• _WORK REQUIRED_
Find the string "octobre" in the records. Copy every line it appears in.

[Records from a data source]
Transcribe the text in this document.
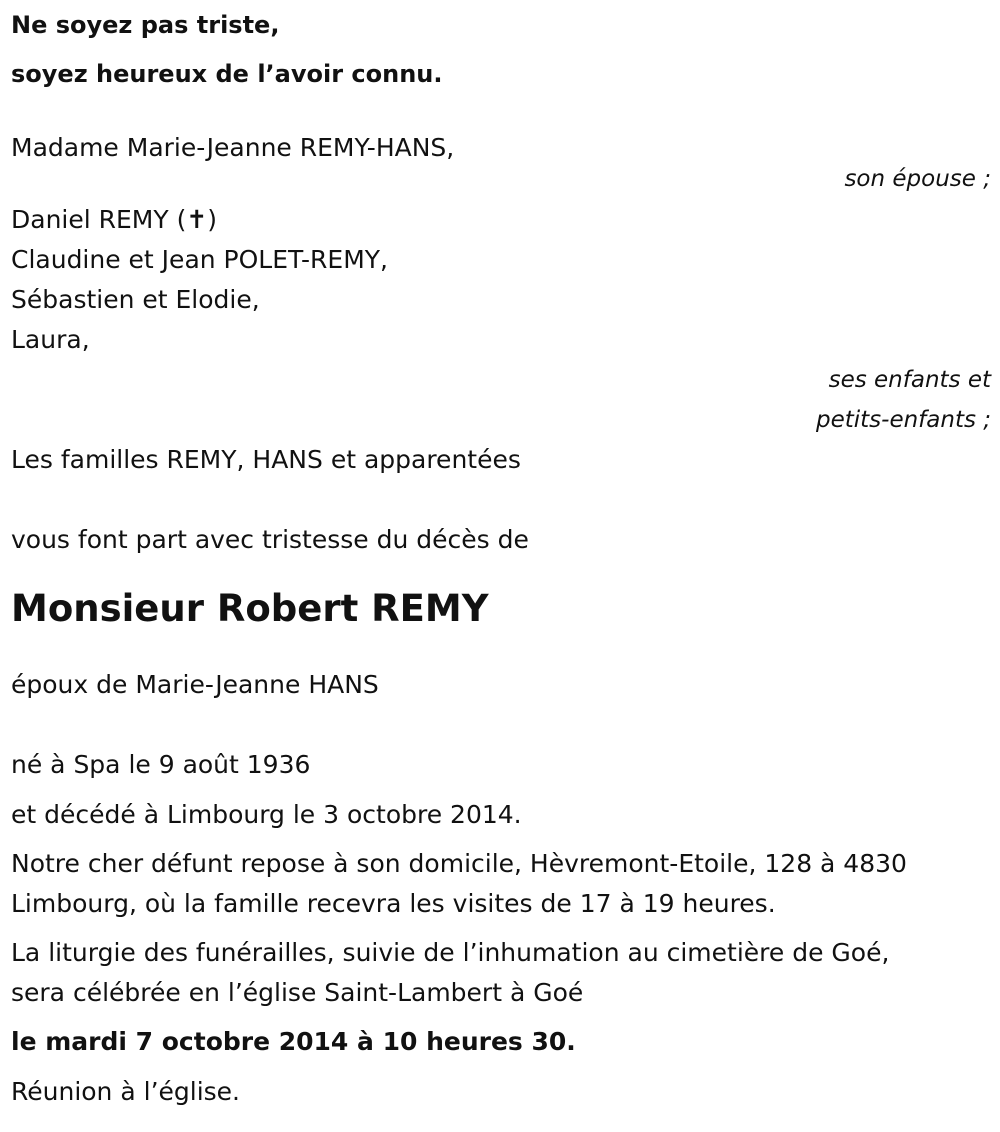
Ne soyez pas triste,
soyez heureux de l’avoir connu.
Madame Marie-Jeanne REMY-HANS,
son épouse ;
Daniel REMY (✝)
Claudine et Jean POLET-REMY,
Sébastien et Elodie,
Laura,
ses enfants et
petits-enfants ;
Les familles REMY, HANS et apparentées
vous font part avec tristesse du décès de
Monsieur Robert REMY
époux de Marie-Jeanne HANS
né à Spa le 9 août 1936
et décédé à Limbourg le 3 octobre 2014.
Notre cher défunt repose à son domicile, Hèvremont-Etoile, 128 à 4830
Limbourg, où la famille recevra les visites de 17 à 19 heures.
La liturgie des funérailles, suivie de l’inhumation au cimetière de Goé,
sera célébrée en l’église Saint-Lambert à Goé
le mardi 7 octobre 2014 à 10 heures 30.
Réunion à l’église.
==
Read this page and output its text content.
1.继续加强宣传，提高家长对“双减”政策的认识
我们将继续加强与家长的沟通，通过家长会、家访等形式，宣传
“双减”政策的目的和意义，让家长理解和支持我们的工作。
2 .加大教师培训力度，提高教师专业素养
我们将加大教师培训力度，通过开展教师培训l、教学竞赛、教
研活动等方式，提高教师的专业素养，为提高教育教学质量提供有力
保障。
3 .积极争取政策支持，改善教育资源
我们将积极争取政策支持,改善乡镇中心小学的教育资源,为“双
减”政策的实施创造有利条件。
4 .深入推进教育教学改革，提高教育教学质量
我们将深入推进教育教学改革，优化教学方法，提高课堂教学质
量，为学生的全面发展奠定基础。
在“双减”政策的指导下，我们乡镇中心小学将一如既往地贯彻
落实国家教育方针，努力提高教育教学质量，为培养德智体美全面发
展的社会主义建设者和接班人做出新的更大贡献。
...
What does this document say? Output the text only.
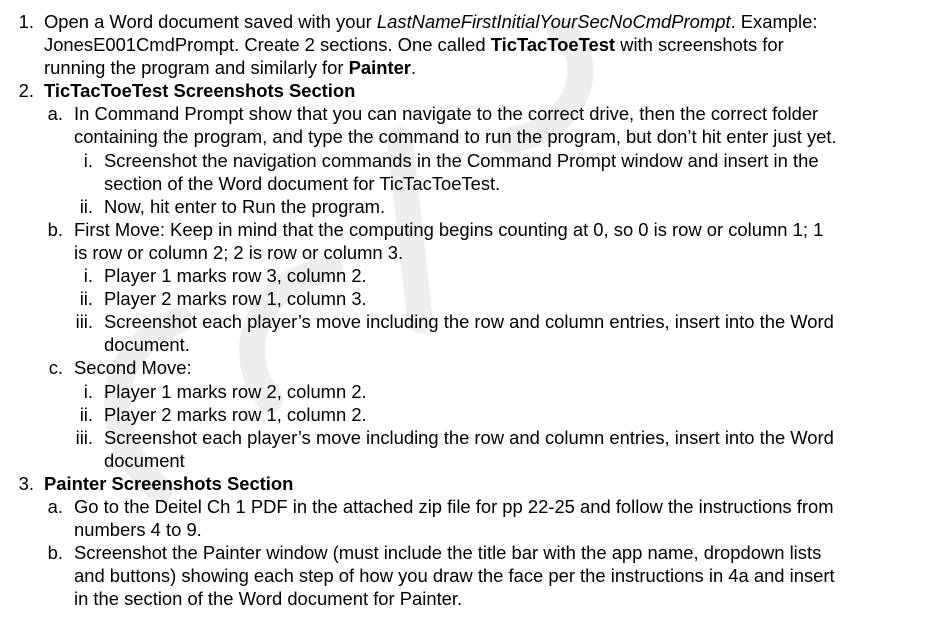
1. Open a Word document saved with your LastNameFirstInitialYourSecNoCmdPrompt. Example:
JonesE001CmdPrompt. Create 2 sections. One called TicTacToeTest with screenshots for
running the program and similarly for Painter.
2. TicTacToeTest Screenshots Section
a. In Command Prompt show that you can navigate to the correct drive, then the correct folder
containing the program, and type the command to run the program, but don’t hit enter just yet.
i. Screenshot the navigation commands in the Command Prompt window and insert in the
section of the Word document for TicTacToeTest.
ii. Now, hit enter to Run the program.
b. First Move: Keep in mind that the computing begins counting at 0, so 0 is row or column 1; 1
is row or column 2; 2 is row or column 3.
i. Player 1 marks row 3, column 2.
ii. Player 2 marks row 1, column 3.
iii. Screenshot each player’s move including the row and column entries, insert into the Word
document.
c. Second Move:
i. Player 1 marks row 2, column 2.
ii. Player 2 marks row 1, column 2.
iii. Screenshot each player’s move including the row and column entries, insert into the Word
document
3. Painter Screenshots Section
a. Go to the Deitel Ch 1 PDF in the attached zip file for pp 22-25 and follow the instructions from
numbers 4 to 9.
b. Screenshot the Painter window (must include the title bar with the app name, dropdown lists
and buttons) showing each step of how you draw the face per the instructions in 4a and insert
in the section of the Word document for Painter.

• _SOLUTION TO THIS TASK_
et décédé à Limbourg le 3 octobre 2014.
le mardi 7 octobre 2014 à 10 heures 30.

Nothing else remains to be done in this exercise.